(Records excerpted from a collection)

_ _ _ _

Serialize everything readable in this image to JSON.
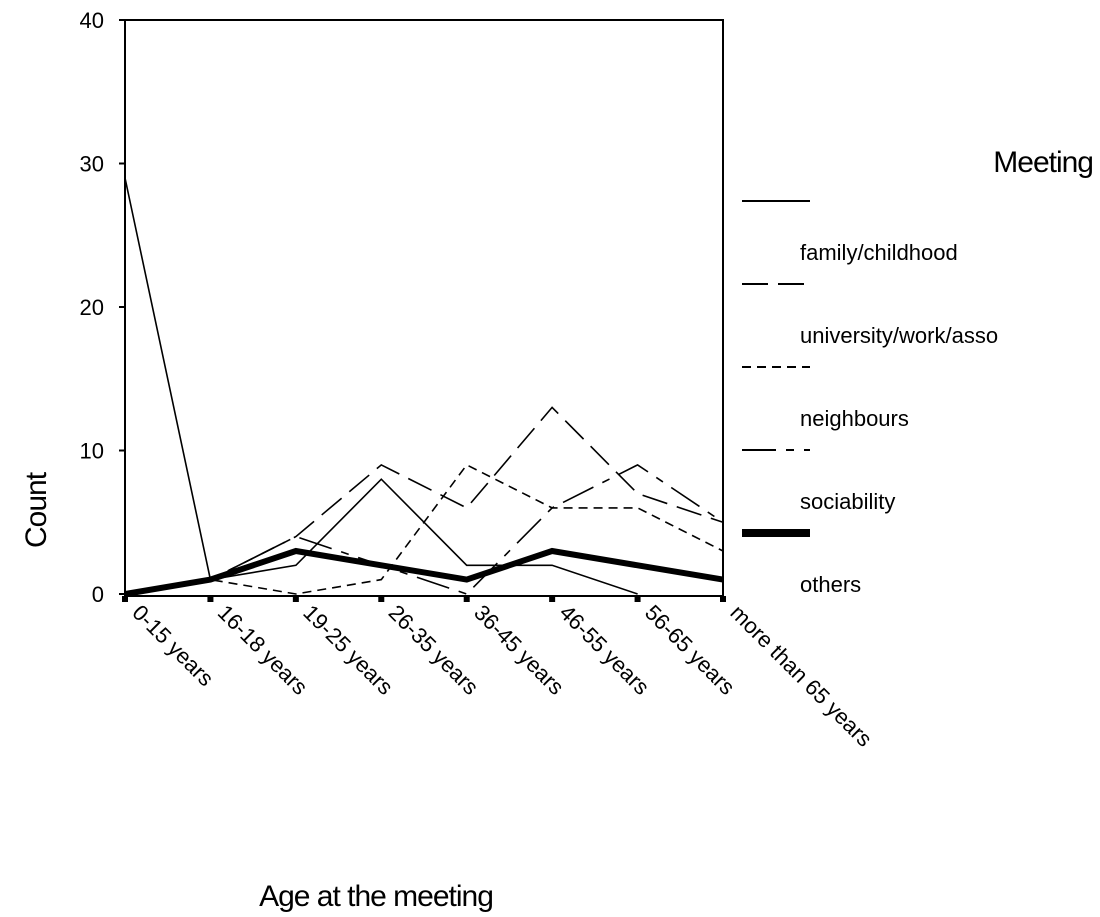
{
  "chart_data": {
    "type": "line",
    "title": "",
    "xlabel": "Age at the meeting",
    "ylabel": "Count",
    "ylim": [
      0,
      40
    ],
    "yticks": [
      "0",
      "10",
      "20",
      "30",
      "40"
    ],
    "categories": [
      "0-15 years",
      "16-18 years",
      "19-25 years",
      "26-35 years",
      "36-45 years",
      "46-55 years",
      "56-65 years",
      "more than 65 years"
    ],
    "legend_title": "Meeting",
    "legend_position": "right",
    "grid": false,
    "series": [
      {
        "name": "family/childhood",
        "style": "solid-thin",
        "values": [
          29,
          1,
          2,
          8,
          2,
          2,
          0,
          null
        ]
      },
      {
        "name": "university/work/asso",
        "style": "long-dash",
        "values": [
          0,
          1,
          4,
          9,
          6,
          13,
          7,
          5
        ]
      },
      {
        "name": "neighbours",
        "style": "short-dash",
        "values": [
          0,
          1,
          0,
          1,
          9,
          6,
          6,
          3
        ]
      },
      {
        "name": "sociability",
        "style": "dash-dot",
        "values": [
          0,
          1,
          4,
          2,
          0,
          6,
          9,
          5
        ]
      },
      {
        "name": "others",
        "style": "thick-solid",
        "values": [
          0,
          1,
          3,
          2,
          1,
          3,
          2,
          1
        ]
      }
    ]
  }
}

_ _ _ _

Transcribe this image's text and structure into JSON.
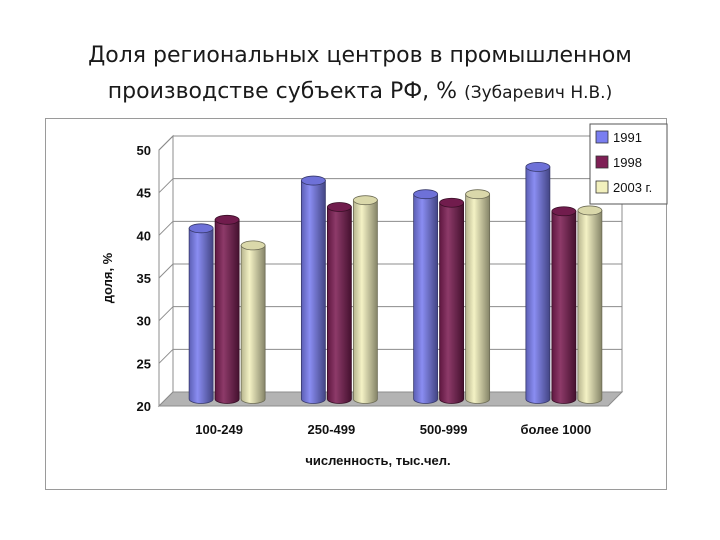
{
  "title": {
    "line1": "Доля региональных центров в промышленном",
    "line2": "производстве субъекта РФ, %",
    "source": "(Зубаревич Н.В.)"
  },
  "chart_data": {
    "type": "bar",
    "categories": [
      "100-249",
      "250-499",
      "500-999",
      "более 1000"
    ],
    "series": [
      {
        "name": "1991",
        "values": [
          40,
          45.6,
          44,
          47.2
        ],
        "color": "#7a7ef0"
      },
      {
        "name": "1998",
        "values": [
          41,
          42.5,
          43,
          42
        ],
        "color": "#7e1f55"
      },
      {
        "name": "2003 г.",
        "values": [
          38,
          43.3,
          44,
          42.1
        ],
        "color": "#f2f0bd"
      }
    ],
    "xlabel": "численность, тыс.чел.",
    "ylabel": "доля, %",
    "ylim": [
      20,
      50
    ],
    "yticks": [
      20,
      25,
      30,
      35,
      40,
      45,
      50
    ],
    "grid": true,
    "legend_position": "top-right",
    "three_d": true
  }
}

_ _ _ _

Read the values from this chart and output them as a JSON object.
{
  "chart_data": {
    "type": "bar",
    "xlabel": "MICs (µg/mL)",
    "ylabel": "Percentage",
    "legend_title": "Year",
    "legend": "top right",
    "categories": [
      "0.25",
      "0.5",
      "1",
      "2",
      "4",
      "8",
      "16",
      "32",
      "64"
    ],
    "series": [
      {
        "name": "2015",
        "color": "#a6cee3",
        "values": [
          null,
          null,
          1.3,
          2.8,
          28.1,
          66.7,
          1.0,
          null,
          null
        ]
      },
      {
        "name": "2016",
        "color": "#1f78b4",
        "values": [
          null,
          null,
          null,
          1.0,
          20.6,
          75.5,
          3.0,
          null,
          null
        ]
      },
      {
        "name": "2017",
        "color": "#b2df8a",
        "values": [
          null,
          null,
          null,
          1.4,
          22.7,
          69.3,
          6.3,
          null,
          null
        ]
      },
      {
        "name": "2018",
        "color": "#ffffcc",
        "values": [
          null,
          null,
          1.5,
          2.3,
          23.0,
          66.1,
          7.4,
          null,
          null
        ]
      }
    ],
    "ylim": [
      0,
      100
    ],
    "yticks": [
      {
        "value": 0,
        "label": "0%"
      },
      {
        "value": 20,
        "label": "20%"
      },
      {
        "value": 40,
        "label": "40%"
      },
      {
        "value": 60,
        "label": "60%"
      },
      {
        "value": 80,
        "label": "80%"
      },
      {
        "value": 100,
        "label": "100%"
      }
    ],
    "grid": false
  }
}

_ _ _ _

[What to do]:
From the data above, show each line that contains "JSON".

[Exercise answer]:
Serialize everything readable in this image to JSON.
Transcribe this image's text and structure into JSON.
Read the values from this chart and output them as a JSON object.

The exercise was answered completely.